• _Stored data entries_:

>> start

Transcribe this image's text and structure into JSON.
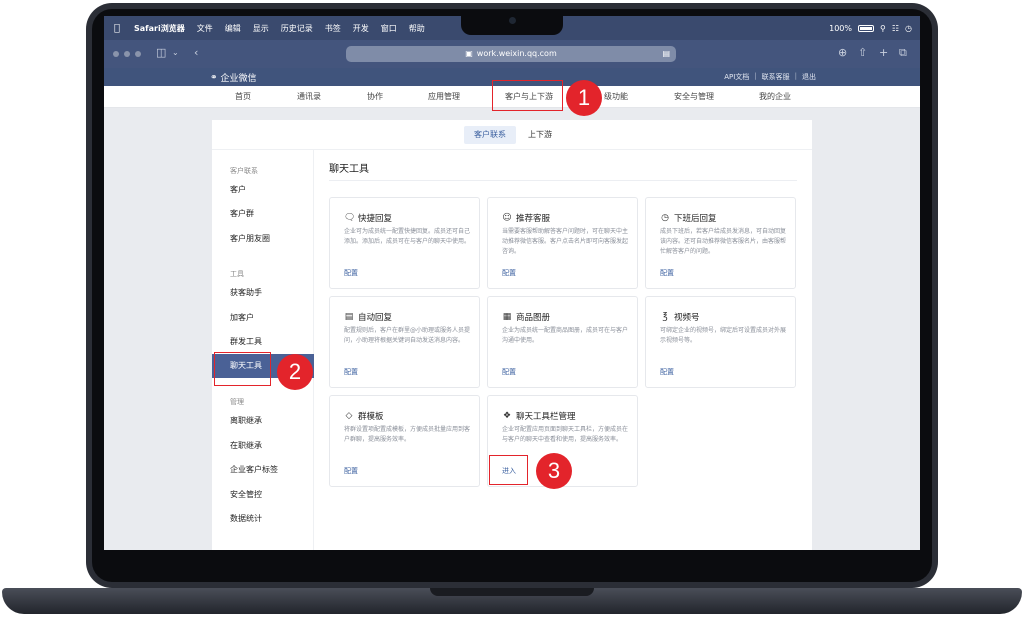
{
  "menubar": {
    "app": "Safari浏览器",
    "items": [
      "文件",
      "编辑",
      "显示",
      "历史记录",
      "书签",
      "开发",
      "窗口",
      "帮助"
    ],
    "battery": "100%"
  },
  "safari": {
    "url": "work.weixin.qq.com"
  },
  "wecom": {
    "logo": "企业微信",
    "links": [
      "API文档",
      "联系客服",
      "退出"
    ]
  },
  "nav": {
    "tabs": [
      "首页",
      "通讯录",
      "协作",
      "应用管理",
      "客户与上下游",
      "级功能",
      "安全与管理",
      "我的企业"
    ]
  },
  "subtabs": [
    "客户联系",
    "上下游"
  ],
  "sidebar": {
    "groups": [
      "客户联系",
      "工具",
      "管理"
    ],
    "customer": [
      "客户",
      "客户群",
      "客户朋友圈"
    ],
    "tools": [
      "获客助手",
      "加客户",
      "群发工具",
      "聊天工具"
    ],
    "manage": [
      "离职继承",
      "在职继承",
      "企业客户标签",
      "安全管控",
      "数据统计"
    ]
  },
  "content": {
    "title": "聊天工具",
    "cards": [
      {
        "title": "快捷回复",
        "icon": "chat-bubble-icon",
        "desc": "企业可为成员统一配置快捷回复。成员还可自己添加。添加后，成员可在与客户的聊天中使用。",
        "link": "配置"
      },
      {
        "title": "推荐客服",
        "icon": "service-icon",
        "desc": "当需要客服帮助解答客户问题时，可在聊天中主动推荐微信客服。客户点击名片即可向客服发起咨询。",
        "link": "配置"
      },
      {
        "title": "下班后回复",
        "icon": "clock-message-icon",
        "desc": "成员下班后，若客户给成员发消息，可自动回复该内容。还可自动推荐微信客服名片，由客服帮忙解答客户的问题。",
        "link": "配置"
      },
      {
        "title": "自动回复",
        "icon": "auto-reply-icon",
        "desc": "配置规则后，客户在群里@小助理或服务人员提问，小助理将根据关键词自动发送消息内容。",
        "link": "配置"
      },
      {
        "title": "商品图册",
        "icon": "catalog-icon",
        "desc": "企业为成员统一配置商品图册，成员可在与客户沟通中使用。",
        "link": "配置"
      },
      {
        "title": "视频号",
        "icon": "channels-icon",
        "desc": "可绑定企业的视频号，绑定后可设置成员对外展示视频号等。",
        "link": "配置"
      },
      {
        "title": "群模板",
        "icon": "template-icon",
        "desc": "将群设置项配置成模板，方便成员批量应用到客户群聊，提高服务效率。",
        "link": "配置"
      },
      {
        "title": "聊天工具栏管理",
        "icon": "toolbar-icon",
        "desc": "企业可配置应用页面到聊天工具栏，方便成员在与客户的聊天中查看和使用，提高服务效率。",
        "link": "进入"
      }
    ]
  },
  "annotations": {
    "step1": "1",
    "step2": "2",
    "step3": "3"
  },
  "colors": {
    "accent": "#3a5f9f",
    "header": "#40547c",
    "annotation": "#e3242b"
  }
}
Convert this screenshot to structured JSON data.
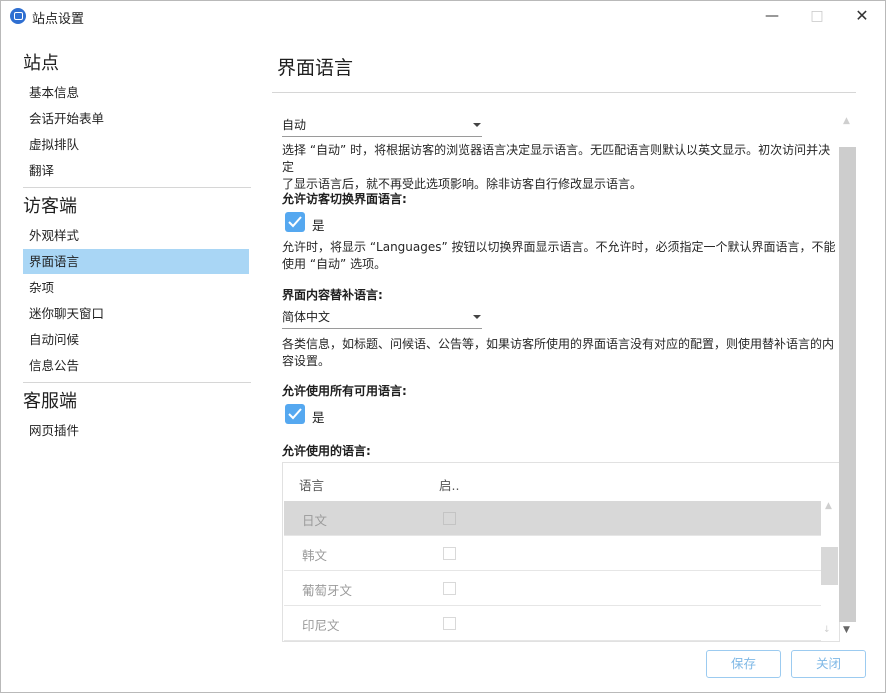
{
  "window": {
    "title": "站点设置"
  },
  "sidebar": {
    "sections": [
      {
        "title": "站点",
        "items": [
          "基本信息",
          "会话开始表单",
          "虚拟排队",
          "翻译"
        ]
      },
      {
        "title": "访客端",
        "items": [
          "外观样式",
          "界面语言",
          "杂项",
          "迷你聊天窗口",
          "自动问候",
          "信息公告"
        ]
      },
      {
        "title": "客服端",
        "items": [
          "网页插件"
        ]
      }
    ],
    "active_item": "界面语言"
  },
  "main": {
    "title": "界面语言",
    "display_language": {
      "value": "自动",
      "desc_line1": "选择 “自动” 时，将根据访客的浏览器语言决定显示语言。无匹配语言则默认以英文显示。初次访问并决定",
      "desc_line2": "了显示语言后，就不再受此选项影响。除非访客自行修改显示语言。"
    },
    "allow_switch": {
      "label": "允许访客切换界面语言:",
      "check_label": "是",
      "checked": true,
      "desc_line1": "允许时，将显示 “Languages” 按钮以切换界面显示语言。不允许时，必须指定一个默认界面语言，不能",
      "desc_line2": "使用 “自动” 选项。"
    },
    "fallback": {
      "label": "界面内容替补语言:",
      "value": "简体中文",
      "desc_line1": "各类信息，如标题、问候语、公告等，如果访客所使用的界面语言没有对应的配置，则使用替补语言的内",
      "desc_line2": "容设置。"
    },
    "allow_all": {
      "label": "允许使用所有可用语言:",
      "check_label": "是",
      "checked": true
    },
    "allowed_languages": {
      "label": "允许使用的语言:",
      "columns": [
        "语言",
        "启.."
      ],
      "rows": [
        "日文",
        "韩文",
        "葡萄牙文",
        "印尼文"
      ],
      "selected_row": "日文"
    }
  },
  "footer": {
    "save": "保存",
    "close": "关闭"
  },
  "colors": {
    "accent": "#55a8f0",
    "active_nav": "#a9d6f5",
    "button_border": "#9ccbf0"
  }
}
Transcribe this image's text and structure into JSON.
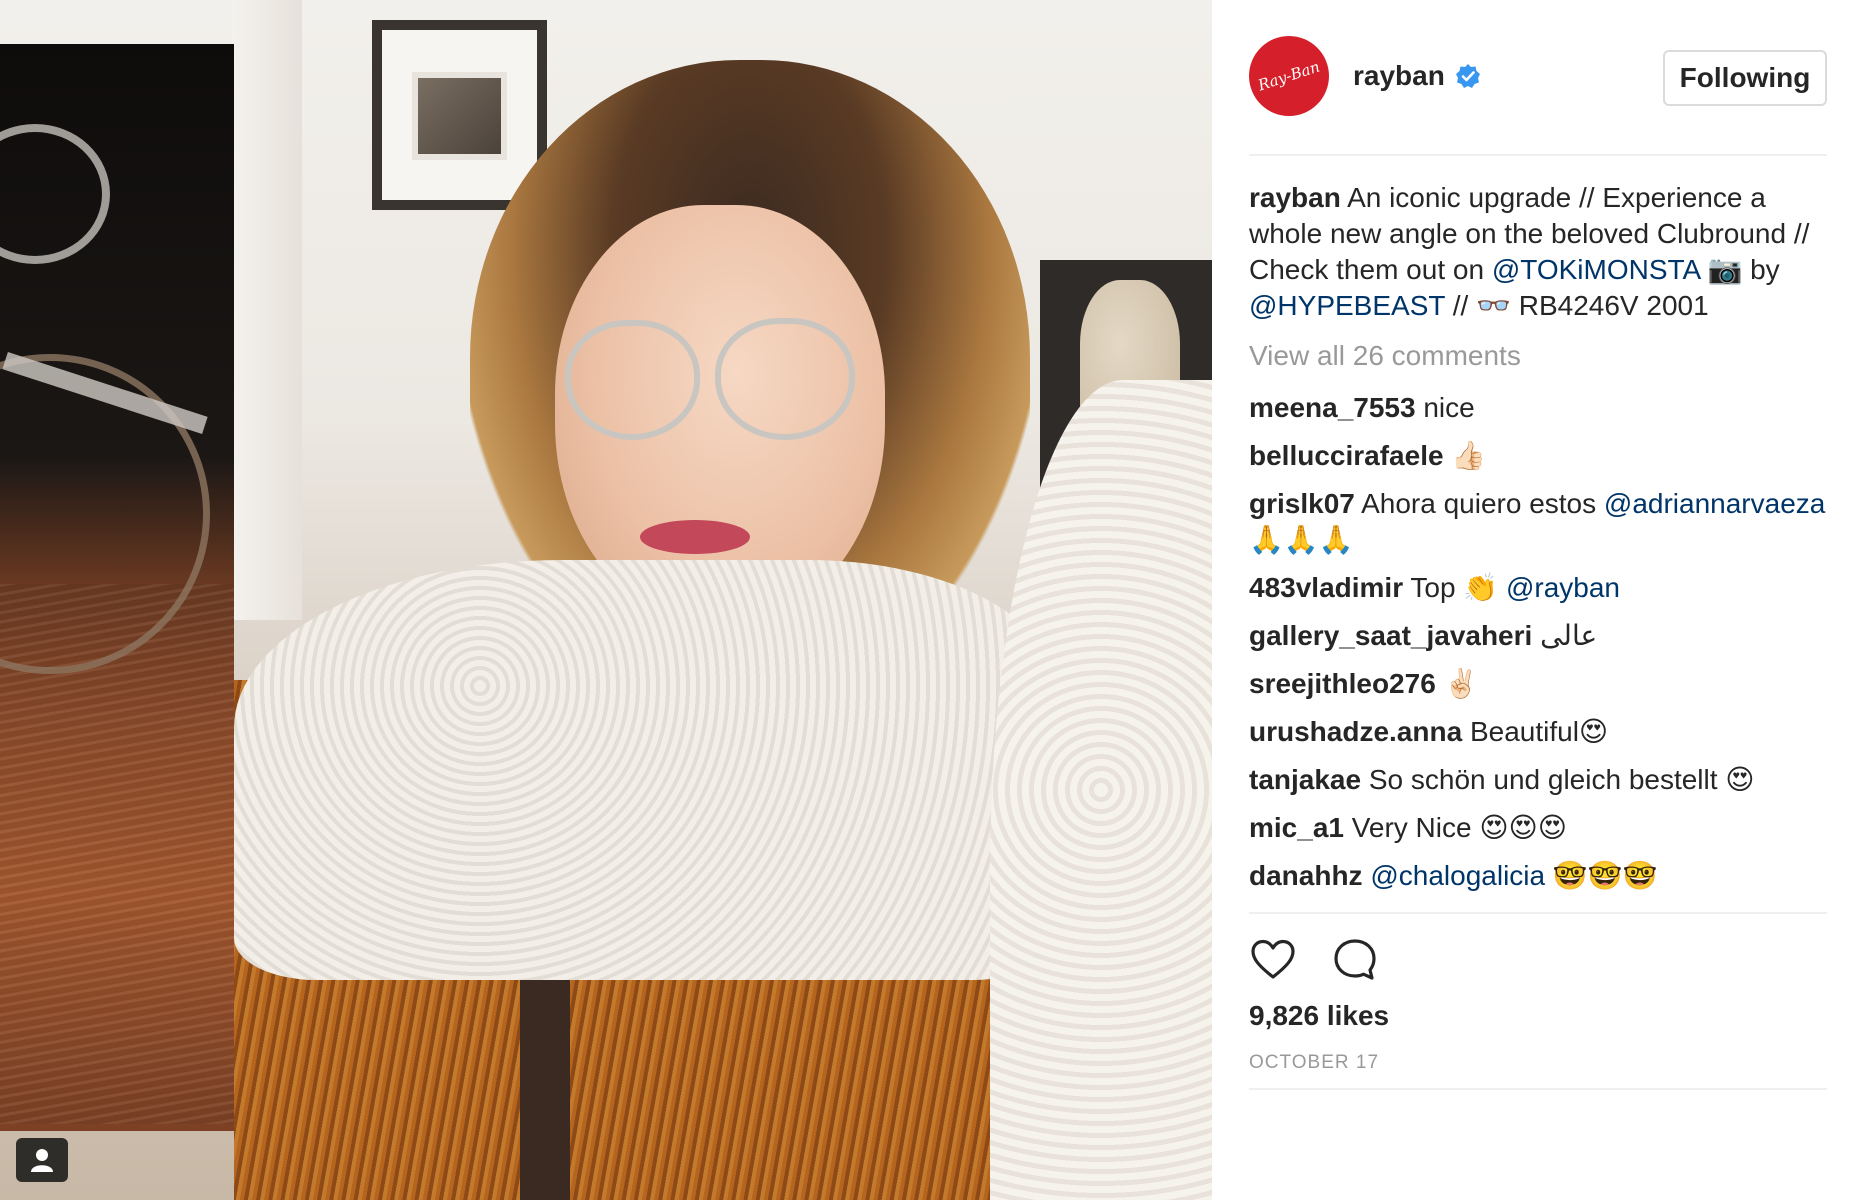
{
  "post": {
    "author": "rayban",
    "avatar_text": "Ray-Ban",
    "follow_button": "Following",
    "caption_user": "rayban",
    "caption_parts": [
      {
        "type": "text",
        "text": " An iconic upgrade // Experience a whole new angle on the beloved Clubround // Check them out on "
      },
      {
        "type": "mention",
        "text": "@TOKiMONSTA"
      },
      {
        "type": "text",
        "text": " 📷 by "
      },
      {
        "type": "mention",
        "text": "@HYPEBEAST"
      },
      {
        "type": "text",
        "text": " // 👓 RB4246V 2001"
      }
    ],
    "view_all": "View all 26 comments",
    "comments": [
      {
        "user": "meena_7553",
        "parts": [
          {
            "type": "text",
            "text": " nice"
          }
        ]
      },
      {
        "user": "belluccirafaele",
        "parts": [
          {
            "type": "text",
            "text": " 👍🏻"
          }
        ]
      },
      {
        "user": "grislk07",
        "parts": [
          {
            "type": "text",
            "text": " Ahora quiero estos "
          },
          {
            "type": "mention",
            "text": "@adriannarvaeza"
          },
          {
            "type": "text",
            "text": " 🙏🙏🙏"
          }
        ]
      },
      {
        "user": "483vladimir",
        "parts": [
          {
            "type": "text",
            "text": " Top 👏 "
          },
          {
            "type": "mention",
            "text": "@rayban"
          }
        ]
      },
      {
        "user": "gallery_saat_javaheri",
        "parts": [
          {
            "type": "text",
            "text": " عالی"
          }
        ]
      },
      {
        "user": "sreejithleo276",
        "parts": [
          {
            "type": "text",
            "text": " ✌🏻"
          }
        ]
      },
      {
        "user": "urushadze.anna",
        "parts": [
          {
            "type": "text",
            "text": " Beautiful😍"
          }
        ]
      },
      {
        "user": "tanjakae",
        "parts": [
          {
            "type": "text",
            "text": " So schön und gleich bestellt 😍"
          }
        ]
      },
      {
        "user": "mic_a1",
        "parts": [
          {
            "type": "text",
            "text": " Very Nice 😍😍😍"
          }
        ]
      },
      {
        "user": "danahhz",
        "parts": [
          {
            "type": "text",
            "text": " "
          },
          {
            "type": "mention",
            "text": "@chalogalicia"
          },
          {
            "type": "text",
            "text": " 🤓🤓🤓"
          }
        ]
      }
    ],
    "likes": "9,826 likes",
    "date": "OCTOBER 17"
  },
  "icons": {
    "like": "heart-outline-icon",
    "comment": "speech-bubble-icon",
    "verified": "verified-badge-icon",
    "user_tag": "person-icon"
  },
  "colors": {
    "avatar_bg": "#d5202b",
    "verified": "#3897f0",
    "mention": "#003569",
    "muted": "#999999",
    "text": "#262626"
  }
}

>> end

• _Stated exercise_: From the records given above, copy all lines containing "bubble".

• _Final result_:
        "icon": "chat-bubble-icon",
    "comment": "speech-bubble-icon",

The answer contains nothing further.